=== DATASET ===

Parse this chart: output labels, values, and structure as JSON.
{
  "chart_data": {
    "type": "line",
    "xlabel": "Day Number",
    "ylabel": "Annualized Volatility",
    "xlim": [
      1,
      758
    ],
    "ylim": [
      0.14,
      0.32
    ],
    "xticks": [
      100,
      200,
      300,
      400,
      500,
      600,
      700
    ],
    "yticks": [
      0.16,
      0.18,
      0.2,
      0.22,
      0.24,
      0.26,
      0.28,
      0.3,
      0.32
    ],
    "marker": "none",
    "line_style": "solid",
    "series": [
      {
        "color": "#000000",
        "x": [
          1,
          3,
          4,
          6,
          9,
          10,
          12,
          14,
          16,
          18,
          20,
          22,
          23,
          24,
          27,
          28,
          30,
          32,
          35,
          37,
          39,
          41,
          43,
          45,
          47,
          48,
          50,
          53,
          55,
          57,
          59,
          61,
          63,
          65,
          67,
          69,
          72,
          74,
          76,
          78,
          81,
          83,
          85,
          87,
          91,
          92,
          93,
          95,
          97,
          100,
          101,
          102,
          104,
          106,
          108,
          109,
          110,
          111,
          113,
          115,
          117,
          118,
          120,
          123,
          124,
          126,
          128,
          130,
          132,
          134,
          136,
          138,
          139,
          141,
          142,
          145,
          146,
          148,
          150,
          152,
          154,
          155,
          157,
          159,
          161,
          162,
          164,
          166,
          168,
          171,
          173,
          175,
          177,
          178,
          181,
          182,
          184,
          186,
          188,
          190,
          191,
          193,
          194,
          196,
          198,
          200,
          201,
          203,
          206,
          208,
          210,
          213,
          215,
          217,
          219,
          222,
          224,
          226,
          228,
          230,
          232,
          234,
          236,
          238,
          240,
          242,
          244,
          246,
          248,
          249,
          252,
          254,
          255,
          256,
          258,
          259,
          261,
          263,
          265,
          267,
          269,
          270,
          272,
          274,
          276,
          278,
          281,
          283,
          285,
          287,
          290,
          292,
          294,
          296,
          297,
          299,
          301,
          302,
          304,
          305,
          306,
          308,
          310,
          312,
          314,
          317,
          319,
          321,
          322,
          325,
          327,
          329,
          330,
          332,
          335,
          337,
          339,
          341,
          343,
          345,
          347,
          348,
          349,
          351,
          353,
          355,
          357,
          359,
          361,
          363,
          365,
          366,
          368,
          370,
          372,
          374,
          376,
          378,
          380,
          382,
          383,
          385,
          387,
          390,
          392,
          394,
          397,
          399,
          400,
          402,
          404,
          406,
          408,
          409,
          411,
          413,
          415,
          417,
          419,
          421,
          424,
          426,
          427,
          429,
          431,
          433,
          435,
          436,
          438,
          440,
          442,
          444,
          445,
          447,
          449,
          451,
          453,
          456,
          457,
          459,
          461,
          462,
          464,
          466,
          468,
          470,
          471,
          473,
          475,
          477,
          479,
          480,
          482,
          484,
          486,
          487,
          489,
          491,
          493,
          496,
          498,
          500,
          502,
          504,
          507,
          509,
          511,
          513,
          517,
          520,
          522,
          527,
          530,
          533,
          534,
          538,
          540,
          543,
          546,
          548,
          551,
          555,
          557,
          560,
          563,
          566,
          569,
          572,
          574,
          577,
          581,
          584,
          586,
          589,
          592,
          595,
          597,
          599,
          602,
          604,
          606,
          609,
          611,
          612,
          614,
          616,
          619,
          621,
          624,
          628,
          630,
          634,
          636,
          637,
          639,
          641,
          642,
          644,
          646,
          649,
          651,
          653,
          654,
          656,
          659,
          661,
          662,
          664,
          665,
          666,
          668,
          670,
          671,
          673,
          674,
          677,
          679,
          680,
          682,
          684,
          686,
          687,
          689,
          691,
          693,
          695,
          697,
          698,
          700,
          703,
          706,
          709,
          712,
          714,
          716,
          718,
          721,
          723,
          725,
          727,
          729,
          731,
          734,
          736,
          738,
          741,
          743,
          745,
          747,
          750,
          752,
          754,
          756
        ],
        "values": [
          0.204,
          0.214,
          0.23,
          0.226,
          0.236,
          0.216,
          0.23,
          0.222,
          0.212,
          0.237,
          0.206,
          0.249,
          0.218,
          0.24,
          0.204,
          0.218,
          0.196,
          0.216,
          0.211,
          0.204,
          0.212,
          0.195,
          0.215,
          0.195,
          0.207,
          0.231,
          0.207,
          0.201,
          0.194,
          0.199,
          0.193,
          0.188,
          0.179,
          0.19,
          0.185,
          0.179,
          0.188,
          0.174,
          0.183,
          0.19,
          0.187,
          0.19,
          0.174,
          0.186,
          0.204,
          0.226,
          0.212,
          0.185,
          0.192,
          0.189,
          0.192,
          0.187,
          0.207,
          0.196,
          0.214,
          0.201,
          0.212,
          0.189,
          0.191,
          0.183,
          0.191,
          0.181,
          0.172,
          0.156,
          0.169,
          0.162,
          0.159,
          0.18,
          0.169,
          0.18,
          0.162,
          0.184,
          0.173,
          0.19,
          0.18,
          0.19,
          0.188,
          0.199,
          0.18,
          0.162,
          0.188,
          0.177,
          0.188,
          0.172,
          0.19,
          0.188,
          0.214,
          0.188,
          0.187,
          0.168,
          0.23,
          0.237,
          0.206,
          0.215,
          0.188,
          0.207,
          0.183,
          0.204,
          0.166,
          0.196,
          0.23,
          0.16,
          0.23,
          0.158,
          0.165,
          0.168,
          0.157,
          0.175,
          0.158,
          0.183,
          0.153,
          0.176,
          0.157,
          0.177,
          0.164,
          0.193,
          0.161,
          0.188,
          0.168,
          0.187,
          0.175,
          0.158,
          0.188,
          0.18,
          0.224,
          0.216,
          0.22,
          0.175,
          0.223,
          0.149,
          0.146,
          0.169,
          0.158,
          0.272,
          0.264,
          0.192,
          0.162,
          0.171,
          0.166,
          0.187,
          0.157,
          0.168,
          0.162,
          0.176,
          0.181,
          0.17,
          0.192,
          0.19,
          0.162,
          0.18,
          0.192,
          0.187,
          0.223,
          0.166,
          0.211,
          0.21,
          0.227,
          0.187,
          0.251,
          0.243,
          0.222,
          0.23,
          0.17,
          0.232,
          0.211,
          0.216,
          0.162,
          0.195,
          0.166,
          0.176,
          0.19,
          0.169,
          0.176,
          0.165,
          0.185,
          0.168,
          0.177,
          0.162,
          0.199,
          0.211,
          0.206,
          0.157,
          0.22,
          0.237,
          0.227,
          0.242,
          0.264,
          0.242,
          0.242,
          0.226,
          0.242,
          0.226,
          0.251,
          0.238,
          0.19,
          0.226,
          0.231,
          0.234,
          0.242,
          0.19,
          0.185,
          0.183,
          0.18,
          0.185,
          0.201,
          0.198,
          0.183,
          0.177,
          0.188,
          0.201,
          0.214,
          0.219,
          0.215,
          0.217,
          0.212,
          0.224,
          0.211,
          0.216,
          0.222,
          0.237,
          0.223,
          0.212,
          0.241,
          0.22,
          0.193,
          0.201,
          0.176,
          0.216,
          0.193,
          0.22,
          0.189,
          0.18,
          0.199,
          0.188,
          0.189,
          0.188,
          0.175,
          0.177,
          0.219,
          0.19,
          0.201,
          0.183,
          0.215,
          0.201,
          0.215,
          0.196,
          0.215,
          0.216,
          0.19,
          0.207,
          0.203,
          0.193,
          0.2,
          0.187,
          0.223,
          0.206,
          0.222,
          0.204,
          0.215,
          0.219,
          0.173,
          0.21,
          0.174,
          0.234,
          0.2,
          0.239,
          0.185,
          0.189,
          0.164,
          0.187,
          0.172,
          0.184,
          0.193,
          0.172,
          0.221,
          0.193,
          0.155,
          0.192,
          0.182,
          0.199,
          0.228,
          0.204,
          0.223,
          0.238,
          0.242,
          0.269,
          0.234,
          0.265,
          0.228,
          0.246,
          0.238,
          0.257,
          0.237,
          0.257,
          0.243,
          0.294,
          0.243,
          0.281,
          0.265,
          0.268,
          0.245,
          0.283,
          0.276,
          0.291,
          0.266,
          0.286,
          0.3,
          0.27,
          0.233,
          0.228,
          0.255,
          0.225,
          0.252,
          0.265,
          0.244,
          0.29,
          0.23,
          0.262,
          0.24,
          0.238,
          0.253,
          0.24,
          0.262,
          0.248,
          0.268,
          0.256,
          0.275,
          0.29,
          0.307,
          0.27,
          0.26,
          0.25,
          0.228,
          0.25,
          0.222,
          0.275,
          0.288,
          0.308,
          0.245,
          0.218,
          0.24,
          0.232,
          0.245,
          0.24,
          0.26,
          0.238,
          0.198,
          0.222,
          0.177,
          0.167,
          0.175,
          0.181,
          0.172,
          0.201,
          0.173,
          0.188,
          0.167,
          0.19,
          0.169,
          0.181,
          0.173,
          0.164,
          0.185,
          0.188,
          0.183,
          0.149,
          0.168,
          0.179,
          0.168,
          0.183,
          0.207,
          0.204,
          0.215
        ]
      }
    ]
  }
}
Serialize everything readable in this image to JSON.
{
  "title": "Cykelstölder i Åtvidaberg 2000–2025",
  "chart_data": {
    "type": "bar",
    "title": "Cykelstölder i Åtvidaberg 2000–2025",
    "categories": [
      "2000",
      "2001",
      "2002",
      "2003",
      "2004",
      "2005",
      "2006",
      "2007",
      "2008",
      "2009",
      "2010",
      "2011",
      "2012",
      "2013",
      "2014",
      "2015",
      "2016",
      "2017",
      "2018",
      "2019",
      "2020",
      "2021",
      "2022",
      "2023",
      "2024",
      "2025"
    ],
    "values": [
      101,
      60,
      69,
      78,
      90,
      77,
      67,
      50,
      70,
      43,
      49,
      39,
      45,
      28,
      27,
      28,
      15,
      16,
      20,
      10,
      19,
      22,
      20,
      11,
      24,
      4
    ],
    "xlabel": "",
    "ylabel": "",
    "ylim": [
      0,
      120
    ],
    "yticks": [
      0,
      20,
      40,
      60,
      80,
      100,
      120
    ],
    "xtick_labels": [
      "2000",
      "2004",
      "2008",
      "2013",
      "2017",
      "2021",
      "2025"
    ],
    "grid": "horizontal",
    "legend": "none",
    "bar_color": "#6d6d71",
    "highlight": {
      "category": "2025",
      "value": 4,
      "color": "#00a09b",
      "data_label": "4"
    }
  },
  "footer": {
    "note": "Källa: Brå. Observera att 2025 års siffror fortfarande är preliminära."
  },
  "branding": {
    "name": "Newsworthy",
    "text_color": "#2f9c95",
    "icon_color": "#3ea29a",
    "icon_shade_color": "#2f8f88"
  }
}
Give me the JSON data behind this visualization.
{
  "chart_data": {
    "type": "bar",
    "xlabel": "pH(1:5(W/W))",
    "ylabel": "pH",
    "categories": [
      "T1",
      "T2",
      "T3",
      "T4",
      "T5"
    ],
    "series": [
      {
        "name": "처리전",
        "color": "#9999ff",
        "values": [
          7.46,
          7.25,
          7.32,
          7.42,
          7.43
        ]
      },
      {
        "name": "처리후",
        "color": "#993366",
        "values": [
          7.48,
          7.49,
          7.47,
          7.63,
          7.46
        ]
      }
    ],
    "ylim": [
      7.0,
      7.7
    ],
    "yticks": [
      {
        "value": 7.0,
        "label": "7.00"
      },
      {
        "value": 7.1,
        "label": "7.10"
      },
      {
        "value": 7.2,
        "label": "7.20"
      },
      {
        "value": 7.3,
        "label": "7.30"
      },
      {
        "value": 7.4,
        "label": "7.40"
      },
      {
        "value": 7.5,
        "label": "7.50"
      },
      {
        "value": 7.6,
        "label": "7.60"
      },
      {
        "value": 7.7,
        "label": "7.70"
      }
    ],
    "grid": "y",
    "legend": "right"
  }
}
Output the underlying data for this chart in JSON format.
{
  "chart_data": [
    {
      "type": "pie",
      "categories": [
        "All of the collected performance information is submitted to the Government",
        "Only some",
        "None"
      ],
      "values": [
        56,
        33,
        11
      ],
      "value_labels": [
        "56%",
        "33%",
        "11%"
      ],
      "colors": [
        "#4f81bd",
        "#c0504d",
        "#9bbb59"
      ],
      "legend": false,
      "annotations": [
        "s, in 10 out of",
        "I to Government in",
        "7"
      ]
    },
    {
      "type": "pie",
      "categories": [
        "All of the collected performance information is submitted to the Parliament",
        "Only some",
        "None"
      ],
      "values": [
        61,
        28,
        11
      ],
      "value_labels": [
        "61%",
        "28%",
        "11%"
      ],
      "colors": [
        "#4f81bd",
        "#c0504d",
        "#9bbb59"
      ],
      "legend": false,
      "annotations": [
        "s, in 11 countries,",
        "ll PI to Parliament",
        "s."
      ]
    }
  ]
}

=== DESCRIPTION OF THE TASK ===
Sift the material for lines with the string "title". Copy each one found.

=== OUTPUT ===
  "title": "Cykelstölder i Åtvidaberg 2000–2025",
    "title": "Cykelstölder i Åtvidaberg 2000–2025",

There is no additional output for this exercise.